# Work instructions
Print out each entry below exactly, please.

Stored dataset items

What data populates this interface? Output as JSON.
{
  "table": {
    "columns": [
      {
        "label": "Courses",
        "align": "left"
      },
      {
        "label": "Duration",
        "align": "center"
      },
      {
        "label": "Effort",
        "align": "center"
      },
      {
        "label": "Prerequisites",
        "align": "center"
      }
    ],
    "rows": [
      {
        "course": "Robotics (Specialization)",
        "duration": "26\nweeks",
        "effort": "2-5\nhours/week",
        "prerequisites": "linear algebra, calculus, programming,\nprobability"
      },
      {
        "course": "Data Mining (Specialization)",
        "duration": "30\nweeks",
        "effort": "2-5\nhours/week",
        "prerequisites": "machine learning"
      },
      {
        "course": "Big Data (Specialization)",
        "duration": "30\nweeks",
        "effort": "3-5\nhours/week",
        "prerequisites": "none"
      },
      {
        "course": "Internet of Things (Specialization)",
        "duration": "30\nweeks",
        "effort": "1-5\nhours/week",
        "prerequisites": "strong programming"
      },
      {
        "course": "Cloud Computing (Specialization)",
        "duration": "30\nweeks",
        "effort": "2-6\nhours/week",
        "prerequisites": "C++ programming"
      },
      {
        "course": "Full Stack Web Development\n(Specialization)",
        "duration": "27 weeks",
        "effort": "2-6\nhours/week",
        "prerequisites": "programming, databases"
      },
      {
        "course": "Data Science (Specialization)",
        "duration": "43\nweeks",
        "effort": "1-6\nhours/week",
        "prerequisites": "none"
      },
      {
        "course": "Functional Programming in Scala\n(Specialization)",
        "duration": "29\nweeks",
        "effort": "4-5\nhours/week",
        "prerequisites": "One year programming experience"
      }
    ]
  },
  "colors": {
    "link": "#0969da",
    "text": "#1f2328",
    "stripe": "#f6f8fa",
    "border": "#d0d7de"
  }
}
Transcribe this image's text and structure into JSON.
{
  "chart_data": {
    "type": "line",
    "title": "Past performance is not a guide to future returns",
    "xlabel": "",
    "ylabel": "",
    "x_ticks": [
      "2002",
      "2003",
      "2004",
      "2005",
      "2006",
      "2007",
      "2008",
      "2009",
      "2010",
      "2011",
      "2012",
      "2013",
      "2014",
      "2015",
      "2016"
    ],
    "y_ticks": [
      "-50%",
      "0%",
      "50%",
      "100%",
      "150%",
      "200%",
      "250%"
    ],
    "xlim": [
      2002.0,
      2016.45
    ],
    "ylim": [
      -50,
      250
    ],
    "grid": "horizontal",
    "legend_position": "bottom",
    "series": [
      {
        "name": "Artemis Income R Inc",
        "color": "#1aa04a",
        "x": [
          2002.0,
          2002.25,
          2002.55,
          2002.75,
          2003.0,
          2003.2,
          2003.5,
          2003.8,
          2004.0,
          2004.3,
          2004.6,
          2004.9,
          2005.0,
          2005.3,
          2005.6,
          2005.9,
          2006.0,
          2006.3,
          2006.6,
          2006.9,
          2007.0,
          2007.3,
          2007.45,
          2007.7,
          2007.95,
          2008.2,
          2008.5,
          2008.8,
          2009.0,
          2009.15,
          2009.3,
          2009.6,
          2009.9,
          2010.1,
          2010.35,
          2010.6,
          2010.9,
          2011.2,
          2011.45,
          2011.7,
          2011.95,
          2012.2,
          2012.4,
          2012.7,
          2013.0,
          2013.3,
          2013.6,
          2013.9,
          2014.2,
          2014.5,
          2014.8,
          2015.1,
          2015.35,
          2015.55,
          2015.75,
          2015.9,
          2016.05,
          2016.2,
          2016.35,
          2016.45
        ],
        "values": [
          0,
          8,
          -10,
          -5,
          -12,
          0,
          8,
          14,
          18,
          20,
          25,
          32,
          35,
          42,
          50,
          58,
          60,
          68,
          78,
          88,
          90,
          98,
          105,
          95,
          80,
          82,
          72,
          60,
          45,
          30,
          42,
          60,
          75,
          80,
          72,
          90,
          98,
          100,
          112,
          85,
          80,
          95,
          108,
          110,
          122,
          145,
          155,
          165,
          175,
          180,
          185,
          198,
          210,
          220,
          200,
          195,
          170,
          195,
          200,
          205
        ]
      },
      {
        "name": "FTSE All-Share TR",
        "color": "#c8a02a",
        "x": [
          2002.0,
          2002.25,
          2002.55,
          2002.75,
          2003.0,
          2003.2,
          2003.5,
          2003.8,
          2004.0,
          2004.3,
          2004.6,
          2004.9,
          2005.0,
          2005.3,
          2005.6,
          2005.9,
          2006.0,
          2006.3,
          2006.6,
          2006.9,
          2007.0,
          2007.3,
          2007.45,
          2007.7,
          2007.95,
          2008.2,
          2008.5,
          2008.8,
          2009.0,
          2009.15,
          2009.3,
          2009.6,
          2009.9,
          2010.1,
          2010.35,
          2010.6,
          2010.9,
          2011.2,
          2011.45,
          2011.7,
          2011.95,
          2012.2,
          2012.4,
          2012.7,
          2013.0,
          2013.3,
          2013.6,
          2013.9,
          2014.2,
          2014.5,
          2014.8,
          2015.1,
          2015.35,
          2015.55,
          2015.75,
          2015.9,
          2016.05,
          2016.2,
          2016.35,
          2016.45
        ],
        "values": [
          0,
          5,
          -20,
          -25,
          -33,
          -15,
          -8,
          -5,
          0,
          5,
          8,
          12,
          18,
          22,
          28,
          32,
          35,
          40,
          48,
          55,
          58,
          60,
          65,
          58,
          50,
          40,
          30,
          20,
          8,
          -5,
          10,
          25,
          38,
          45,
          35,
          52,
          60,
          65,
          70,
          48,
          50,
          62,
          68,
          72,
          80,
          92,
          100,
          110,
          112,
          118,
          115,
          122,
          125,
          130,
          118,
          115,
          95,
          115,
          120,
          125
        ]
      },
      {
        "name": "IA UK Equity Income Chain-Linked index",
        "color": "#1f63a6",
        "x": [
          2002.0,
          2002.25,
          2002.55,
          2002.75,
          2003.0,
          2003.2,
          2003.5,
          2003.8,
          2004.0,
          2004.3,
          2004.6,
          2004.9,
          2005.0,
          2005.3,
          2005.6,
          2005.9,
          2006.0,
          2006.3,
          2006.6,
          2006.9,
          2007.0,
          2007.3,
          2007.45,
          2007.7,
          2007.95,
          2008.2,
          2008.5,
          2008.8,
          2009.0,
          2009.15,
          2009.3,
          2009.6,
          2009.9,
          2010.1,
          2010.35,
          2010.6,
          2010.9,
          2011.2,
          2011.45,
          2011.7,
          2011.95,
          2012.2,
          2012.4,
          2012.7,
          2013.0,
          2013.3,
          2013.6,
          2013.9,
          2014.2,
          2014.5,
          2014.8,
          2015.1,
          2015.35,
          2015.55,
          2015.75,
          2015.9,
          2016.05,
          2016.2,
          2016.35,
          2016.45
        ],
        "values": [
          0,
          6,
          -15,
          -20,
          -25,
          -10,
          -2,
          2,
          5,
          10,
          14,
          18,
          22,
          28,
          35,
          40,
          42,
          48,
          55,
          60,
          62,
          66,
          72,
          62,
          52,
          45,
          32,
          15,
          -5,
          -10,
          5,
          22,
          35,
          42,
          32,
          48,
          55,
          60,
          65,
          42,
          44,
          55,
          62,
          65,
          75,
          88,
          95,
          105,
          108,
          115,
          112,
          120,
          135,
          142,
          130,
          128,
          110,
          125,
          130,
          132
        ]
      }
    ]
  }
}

# Exercise result
What data populates this interface? Output as JSON.
{
  "table": {
    "columns": [
      {
        "label": "Courses",
        "align": "left"
      },
      {
        "label": "Duration",
        "align": "center"
      },
      {
        "label": "Effort",
        "align": "center"
      },
      {
        "label": "Prerequisites",
        "align": "center"
      }
    ],
    "rows": [
      {
        "course": "Robotics (Specialization)",
        "duration": "26\nweeks",
        "effort": "2-5\nhours/week",
        "prerequisites": "linear algebra, calculus, programming,\nprobability"
      },
      {
        "course": "Data Mining (Specialization)",
        "duration": "30\nweeks",
        "effort": "2-5\nhours/week",
        "prerequisites": "machine learning"
      },
      {
        "course": "Big Data (Specialization)",
        "duration": "30\nweeks",
        "effort": "3-5\nhours/week",
        "prerequisites": "none"
      },
      {
        "course": "Internet of Things (Specialization)",
        "duration": "30\nweeks",
        "effort": "1-5\nhours/week",
        "prerequisites": "strong programming"
      },
      {
        "course": "Cloud Computing (Specialization)",
        "duration": "30\nweeks",
        "effort": "2-6\nhours/week",
        "prerequisites": "C++ programming"
      },
      {
        "course": "Full Stack Web Development\n(Specialization)",
        "duration": "27 weeks",
        "effort": "2-6\nhours/week",
        "prerequisites": "programming, databases"
      },
      {
        "course": "Data Science (Specialization)",
        "duration": "43\nweeks",
        "effort": "1-6\nhours/week",
        "prerequisites": "none"
      },
      {
        "course": "Functional Programming in Scala\n(Specialization)",
        "duration": "29\nweeks",
        "effort": "4-5\nhours/week",
        "prerequisites": "One year programming experience"
      }
    ]
  },
  "colors": {
    "link": "#0969da",
    "text": "#1f2328",
    "stripe": "#f6f8fa",
    "border": "#d0d7de"
  }
}
Transcribe this image's text and structure into JSON.
{
  "chart_data": {
    "type": "line",
    "title": "Past performance is not a guide to future returns",
    "xlabel": "",
    "ylabel": "",
    "x_ticks": [
      "2002",
      "2003",
      "2004",
      "2005",
      "2006",
      "2007",
      "2008",
      "2009",
      "2010",
      "2011",
      "2012",
      "2013",
      "2014",
      "2015",
      "2016"
    ],
    "y_ticks": [
      "-50%",
      "0%",
      "50%",
      "100%",
      "150%",
      "200%",
      "250%"
    ],
    "xlim": [
      2002.0,
      2016.45
    ],
    "ylim": [
      -50,
      250
    ],
    "grid": "horizontal",
    "legend_position": "bottom",
    "series": [
      {
        "name": "Artemis Income R Inc",
        "color": "#1aa04a",
        "x": [
          2002.0,
          2002.25,
          2002.55,
          2002.75,
          2003.0,
          2003.2,
          2003.5,
          2003.8,
          2004.0,
          2004.3,
          2004.6,
          2004.9,
          2005.0,
          2005.3,
          2005.6,
          2005.9,
          2006.0,
          2006.3,
          2006.6,
          2006.9,
          2007.0,
          2007.3,
          2007.45,
          2007.7,
          2007.95,
          2008.2,
          2008.5,
          2008.8,
          2009.0,
          2009.15,
          2009.3,
          2009.6,
          2009.9,
          2010.1,
          2010.35,
          2010.6,
          2010.9,
          2011.2,
          2011.45,
          2011.7,
          2011.95,
          2012.2,
          2012.4,
          2012.7,
          2013.0,
          2013.3,
          2013.6,
          2013.9,
          2014.2,
          2014.5,
          2014.8,
          2015.1,
          2015.35,
          2015.55,
          2015.75,
          2015.9,
          2016.05,
          2016.2,
          2016.35,
          2016.45
        ],
        "values": [
          0,
          8,
          -10,
          -5,
          -12,
          0,
          8,
          14,
          18,
          20,
          25,
          32,
          35,
          42,
          50,
          58,
          60,
          68,
          78,
          88,
          90,
          98,
          105,
          95,
          80,
          82,
          72,
          60,
          45,
          30,
          42,
          60,
          75,
          80,
          72,
          90,
          98,
          100,
          112,
          85,
          80,
          95,
          108,
          110,
          122,
          145,
          155,
          165,
          175,
          180,
          185,
          198,
          210,
          220,
          200,
          195,
          170,
          195,
          200,
          205
        ]
      },
      {
        "name": "FTSE All-Share TR",
        "color": "#c8a02a",
        "x": [
          2002.0,
          2002.25,
          2002.55,
          2002.75,
          2003.0,
          2003.2,
          2003.5,
          2003.8,
          2004.0,
          2004.3,
          2004.6,
          2004.9,
          2005.0,
          2005.3,
          2005.6,
          2005.9,
          2006.0,
          2006.3,
          2006.6,
          2006.9,
          2007.0,
          2007.3,
          2007.45,
          2007.7,
          2007.95,
          2008.2,
          2008.5,
          2008.8,
          2009.0,
          2009.15,
          2009.3,
          2009.6,
          2009.9,
          2010.1,
          2010.35,
          2010.6,
          2010.9,
          2011.2,
          2011.45,
          2011.7,
          2011.95,
          2012.2,
          2012.4,
          2012.7,
          2013.0,
          2013.3,
          2013.6,
          2013.9,
          2014.2,
          2014.5,
          2014.8,
          2015.1,
          2015.35,
          2015.55,
          2015.75,
          2015.9,
          2016.05,
          2016.2,
          2016.35,
          2016.45
        ],
        "values": [
          0,
          5,
          -20,
          -25,
          -33,
          -15,
          -8,
          -5,
          0,
          5,
          8,
          12,
          18,
          22,
          28,
          32,
          35,
          40,
          48,
          55,
          58,
          60,
          65,
          58,
          50,
          40,
          30,
          20,
          8,
          -5,
          10,
          25,
          38,
          45,
          35,
          52,
          60,
          65,
          70,
          48,
          50,
          62,
          68,
          72,
          80,
          92,
          100,
          110,
          112,
          118,
          115,
          122,
          125,
          130,
          118,
          115,
          95,
          115,
          120,
          125
        ]
      },
      {
        "name": "IA UK Equity Income Chain-Linked index",
        "color": "#1f63a6",
        "x": [
          2002.0,
          2002.25,
          2002.55,
          2002.75,
          2003.0,
          2003.2,
          2003.5,
          2003.8,
          2004.0,
          2004.3,
          2004.6,
          2004.9,
          2005.0,
          2005.3,
          2005.6,
          2005.9,
          2006.0,
          2006.3,
          2006.6,
          2006.9,
          2007.0,
          2007.3,
          2007.45,
          2007.7,
          2007.95,
          2008.2,
          2008.5,
          2008.8,
          2009.0,
          2009.15,
          2009.3,
          2009.6,
          2009.9,
          2010.1,
          2010.35,
          2010.6,
          2010.9,
          2011.2,
          2011.45,
          2011.7,
          2011.95,
          2012.2,
          2012.4,
          2012.7,
          2013.0,
          2013.3,
          2013.6,
          2013.9,
          2014.2,
          2014.5,
          2014.8,
          2015.1,
          2015.35,
          2015.55,
          2015.75,
          2015.9,
          2016.05,
          2016.2,
          2016.35,
          2016.45
        ],
        "values": [
          0,
          6,
          -15,
          -20,
          -25,
          -10,
          -2,
          2,
          5,
          10,
          14,
          18,
          22,
          28,
          35,
          40,
          42,
          48,
          55,
          60,
          62,
          66,
          72,
          62,
          52,
          45,
          32,
          15,
          -5,
          -10,
          5,
          22,
          35,
          42,
          32,
          48,
          55,
          60,
          65,
          42,
          44,
          55,
          62,
          65,
          75,
          88,
          95,
          105,
          108,
          115,
          112,
          120,
          135,
          142,
          130,
          128,
          110,
          125,
          130,
          132
        ]
      }
    ]
  }
}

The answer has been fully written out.